(Collected data)
+ + + + +
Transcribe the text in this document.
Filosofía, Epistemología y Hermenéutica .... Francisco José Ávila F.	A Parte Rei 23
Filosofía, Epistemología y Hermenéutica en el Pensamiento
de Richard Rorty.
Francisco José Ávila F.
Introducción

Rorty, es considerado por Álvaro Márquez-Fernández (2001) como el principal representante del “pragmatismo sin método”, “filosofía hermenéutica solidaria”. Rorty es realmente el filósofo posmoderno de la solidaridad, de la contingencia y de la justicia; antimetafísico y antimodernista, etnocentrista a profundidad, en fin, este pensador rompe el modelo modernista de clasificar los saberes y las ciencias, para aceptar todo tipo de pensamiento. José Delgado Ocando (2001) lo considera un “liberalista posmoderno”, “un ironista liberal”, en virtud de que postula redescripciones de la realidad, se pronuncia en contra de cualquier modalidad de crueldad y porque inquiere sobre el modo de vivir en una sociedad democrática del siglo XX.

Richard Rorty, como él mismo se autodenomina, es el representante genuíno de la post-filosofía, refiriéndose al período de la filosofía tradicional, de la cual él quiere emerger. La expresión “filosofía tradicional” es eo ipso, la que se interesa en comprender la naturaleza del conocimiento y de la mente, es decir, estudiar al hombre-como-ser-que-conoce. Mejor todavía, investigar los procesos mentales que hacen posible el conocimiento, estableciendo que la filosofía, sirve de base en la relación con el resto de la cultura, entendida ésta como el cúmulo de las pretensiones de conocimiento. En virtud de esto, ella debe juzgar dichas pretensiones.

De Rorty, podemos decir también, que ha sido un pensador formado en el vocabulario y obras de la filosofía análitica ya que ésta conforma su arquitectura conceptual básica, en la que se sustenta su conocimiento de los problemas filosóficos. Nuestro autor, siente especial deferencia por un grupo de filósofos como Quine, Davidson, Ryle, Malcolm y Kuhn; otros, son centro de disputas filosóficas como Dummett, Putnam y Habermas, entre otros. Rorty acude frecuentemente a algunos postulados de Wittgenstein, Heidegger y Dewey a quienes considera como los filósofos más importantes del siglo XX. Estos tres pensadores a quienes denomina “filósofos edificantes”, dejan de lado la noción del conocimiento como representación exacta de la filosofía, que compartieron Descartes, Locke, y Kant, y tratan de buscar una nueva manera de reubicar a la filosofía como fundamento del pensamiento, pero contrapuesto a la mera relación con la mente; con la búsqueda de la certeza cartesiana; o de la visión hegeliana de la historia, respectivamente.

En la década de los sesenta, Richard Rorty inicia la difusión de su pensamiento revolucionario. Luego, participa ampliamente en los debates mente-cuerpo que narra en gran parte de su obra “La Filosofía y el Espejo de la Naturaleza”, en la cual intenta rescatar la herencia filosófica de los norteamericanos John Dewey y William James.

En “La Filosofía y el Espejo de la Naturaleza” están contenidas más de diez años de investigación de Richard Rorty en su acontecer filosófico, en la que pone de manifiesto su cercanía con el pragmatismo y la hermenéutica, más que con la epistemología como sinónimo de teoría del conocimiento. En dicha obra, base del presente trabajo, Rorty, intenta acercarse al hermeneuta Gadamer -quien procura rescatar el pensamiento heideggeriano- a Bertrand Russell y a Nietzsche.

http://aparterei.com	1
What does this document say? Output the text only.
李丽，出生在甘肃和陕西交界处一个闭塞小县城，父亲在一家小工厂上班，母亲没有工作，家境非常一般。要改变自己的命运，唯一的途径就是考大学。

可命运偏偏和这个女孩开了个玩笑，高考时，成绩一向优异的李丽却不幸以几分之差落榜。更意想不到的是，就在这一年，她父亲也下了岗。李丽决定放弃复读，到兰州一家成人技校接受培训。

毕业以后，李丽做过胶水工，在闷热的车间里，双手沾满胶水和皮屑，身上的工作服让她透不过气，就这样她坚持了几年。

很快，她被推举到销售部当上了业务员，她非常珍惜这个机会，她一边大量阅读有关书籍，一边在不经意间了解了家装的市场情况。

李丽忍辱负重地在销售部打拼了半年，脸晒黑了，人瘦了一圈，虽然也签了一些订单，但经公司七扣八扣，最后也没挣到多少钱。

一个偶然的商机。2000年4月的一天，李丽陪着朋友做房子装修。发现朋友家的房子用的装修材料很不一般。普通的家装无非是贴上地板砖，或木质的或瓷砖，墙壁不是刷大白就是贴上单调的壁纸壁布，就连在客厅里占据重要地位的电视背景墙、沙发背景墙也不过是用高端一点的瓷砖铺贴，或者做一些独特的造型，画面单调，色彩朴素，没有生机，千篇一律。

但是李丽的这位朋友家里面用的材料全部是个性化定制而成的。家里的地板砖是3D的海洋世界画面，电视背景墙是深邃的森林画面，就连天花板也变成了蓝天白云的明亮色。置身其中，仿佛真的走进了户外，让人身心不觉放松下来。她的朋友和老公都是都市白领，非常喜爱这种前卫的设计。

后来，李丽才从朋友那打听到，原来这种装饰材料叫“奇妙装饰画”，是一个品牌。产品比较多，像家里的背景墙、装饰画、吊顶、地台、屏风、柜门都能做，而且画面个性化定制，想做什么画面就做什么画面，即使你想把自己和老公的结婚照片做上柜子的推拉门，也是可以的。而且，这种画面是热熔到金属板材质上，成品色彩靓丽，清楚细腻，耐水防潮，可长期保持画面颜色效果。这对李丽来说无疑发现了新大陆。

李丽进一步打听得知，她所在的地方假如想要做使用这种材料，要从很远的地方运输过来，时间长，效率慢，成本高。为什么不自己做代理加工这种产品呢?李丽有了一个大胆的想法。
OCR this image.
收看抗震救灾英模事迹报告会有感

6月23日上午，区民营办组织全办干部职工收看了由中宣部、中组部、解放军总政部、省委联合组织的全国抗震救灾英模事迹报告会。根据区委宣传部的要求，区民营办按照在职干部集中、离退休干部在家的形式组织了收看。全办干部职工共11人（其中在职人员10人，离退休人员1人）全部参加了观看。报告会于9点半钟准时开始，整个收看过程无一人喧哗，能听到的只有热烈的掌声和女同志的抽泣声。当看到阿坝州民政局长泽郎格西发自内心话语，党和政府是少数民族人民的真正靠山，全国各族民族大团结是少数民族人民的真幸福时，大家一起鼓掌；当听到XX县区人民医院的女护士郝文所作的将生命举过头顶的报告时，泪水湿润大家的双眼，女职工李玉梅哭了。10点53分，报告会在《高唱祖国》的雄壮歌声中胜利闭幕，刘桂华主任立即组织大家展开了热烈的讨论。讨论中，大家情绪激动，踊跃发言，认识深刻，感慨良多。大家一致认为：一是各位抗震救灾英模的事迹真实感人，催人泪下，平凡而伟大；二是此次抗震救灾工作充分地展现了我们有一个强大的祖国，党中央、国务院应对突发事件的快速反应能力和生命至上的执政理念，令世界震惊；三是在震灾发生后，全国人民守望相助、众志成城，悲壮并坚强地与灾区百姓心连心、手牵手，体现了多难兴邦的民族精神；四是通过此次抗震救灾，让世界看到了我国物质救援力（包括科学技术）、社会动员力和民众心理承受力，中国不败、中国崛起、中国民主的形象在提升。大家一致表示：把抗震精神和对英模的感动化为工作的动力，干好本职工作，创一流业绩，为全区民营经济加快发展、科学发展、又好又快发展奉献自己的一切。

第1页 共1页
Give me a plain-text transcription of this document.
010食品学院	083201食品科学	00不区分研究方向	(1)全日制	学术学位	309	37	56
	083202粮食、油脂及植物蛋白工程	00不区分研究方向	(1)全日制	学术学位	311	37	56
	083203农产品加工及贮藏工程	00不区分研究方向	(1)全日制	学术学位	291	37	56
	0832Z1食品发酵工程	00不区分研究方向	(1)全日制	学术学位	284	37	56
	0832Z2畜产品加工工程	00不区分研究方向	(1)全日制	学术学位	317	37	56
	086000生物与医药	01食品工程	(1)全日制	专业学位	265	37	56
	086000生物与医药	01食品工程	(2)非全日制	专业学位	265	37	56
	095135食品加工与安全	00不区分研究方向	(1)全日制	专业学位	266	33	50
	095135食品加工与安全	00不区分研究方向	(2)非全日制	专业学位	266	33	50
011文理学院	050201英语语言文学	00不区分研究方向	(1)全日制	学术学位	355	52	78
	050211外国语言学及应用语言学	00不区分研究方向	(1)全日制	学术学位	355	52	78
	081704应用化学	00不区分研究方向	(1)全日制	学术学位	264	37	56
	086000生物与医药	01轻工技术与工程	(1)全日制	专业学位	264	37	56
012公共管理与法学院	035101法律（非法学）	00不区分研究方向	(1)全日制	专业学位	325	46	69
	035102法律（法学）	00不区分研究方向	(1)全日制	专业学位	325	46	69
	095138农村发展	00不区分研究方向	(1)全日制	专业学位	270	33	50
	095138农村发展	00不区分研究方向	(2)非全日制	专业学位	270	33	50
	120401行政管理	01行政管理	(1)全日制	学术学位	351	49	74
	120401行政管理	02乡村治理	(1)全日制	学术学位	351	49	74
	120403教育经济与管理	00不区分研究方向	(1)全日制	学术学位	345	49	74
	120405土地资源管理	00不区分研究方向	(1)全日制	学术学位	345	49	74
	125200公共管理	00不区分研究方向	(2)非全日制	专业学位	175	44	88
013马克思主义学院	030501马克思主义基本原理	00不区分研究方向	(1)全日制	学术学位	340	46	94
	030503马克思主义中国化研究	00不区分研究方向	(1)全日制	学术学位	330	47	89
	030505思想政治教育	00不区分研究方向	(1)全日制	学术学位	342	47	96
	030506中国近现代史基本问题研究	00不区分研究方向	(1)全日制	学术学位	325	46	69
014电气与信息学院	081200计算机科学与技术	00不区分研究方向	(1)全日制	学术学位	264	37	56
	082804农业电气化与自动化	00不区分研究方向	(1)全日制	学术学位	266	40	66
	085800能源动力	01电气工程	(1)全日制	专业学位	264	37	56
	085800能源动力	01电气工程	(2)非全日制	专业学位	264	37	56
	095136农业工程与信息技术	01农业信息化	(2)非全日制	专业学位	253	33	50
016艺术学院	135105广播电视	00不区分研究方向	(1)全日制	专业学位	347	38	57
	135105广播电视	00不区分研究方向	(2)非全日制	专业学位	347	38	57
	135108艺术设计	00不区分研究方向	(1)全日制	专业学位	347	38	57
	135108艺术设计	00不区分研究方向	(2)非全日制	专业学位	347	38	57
+ + + + +
• [WHAT IS ASKED]
From the entries, copy out each line containing the word "considera".

• [ANSWER IN FULL]
Rorty, es considerado por Álvaro Márquez-Fernández (2001) como el principal representante del “pragmatismo sin método”, “filosofía hermenéutica solidaria”. Rorty es realmente el filósofo posmoderno de la solidaridad, de la contingencia y de la justicia; antimetafísico y antimodernista, etnocentrista a profundidad, en fin, este pensador rompe el modelo modernista de clasificar los saberes y las ciencias, para aceptar todo tipo de pensamiento. José Delgado Ocando (2001) lo considera un “liberalista posmoderno”, “un ironista liberal”, en virtud de que postula redescripciones de la realidad, se pronuncia en contra de cualquier modalidad de crueldad y porque inquiere sobre el modo de vivir en una sociedad democrática del siglo XX.
De Rorty, podemos decir también, que ha sido un pensador formado en el vocabulario y obras de la filosofía análitica ya que ésta conforma su arquitectura conceptual básica, en la que se sustenta su conocimiento de los problemas filosóficos. Nuestro autor, siente especial deferencia por un grupo de filósofos como Quine, Davidson, Ryle, Malcolm y Kuhn; otros, son centro de disputas filosóficas como Dummett, Putnam y Habermas, entre otros. Rorty acude frecuentemente a algunos postulados de Wittgenstein, Heidegger y Dewey a quienes considera como los filósofos más importantes del siglo XX. Estos tres pensadores a quienes denomina “filósofos edificantes”, dejan de lado la noción del conocimiento como representación exacta de la filosofía, que compartieron Descartes, Locke, y Kant, y tratan de buscar una nueva manera de reubicar a la filosofía como fundamento del pensamiento, pero contrapuesto a la mera relación con la mente; con la búsqueda de la certeza cartesiana; o de la visión hegeliana de la historia, respectivamente.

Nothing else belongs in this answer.